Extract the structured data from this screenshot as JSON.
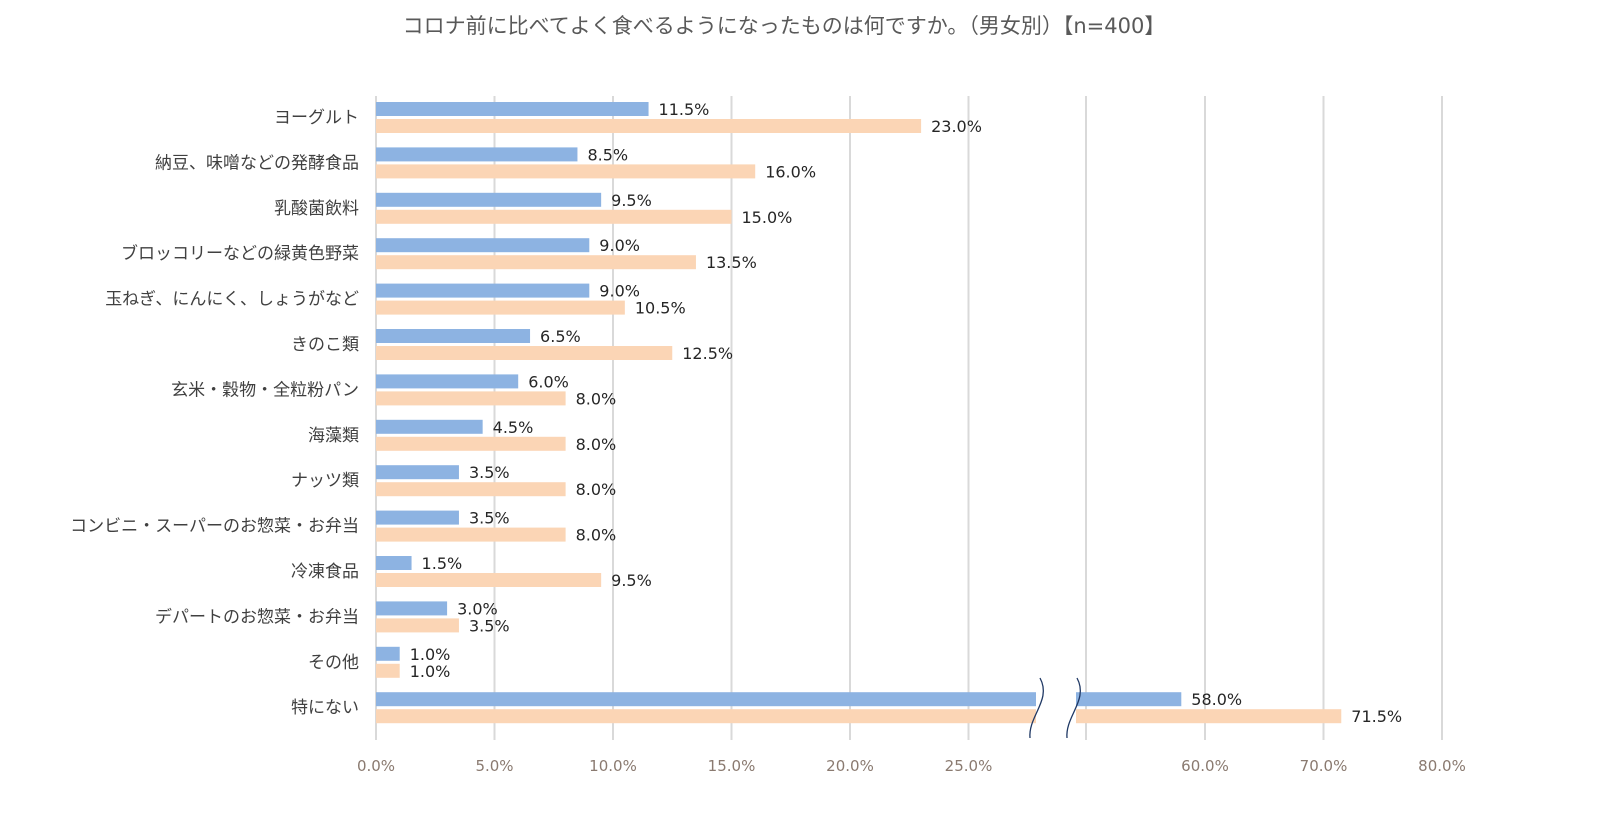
{
  "chart_data": {
    "type": "bar",
    "orientation": "horizontal",
    "title": "コロナ前に比べてよく食べるようになったものは何ですか。（男女別）【n=400】",
    "xlabel": "",
    "ylabel": "",
    "categories": [
      "ヨーグルト",
      "納豆、味噌などの発酵食品",
      "乳酸菌飲料",
      "ブロッコリーなどの緑黄色野菜",
      "玉ねぎ、にんにく、しょうがなど",
      "きのこ類",
      "玄米・穀物・全粒粉パン",
      "海藻類",
      "ナッツ類",
      "コンビニ・スーパーのお惣菜・お弁当",
      "冷凍食品",
      "デパートのお惣菜・お弁当",
      "その他",
      "特にない"
    ],
    "series": [
      {
        "color": "#8DB3E2",
        "values": [
          11.5,
          8.5,
          9.5,
          9.0,
          9.0,
          6.5,
          6.0,
          4.5,
          3.5,
          3.5,
          1.5,
          3.0,
          1.0,
          58.0
        ]
      },
      {
        "color": "#FBD5B5",
        "values": [
          23.0,
          16.0,
          15.0,
          13.5,
          10.5,
          12.5,
          8.0,
          8.0,
          8.0,
          8.0,
          9.5,
          3.5,
          1.0,
          71.5
        ]
      }
    ],
    "value_labels": [
      [
        "11.5%",
        "8.5%",
        "9.5%",
        "9.0%",
        "9.0%",
        "6.5%",
        "6.0%",
        "4.5%",
        "3.5%",
        "3.5%",
        "1.5%",
        "3.0%",
        "1.0%",
        "58.0%"
      ],
      [
        "23.0%",
        "16.0%",
        "15.0%",
        "13.5%",
        "10.5%",
        "12.5%",
        "8.0%",
        "8.0%",
        "8.0%",
        "8.0%",
        "9.5%",
        "3.5%",
        "1.0%",
        "71.5%"
      ]
    ],
    "xticks": [
      "0.0%",
      "5.0%",
      "10.0%",
      "15.0%",
      "20.0%",
      "25.0%",
      "60.0%",
      "70.0%",
      "80.0%"
    ],
    "xtick_values": [
      0,
      5,
      10,
      15,
      20,
      25,
      60,
      70,
      80
    ],
    "xlim": [
      0,
      80
    ],
    "axis_break": [
      27.5,
      52.5
    ],
    "grid": true,
    "legend": "none"
  }
}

═══

Restate the data above exactly, stripping out each image.

Extract the structured data from this screenshot as JSON.
{
  "chart_data": {
    "type": "bar",
    "orientation": "horizontal",
    "title": "コロナ前に比べてよく食べるようになったものは何ですか。（男女別）【n=400】",
    "xlabel": "",
    "ylabel": "",
    "categories": [
      "ヨーグルト",
      "納豆、味噌などの発酵食品",
      "乳酸菌飲料",
      "ブロッコリーなどの緑黄色野菜",
      "玉ねぎ、にんにく、しょうがなど",
      "きのこ類",
      "玄米・穀物・全粒粉パン",
      "海藻類",
      "ナッツ類",
      "コンビニ・スーパーのお惣菜・お弁当",
      "冷凍食品",
      "デパートのお惣菜・お弁当",
      "その他",
      "特にない"
    ],
    "series": [
      {
        "color": "#8DB3E2",
        "values": [
          11.5,
          8.5,
          9.5,
          9.0,
          9.0,
          6.5,
          6.0,
          4.5,
          3.5,
          3.5,
          1.5,
          3.0,
          1.0,
          58.0
        ]
      },
      {
        "color": "#FBD5B5",
        "values": [
          23.0,
          16.0,
          15.0,
          13.5,
          10.5,
          12.5,
          8.0,
          8.0,
          8.0,
          8.0,
          9.5,
          3.5,
          1.0,
          71.5
        ]
      }
    ],
    "value_labels": [
      [
        "11.5%",
        "8.5%",
        "9.5%",
        "9.0%",
        "9.0%",
        "6.5%",
        "6.0%",
        "4.5%",
        "3.5%",
        "3.5%",
        "1.5%",
        "3.0%",
        "1.0%",
        "58.0%"
      ],
      [
        "23.0%",
        "16.0%",
        "15.0%",
        "13.5%",
        "10.5%",
        "12.5%",
        "8.0%",
        "8.0%",
        "8.0%",
        "8.0%",
        "9.5%",
        "3.5%",
        "1.0%",
        "71.5%"
      ]
    ],
    "xticks": [
      "0.0%",
      "5.0%",
      "10.0%",
      "15.0%",
      "20.0%",
      "25.0%",
      "60.0%",
      "70.0%",
      "80.0%"
    ],
    "xtick_values": [
      0,
      5,
      10,
      15,
      20,
      25,
      60,
      70,
      80
    ],
    "xlim": [
      0,
      80
    ],
    "axis_break": [
      27.5,
      52.5
    ],
    "grid": true,
    "legend": "none"
  }
}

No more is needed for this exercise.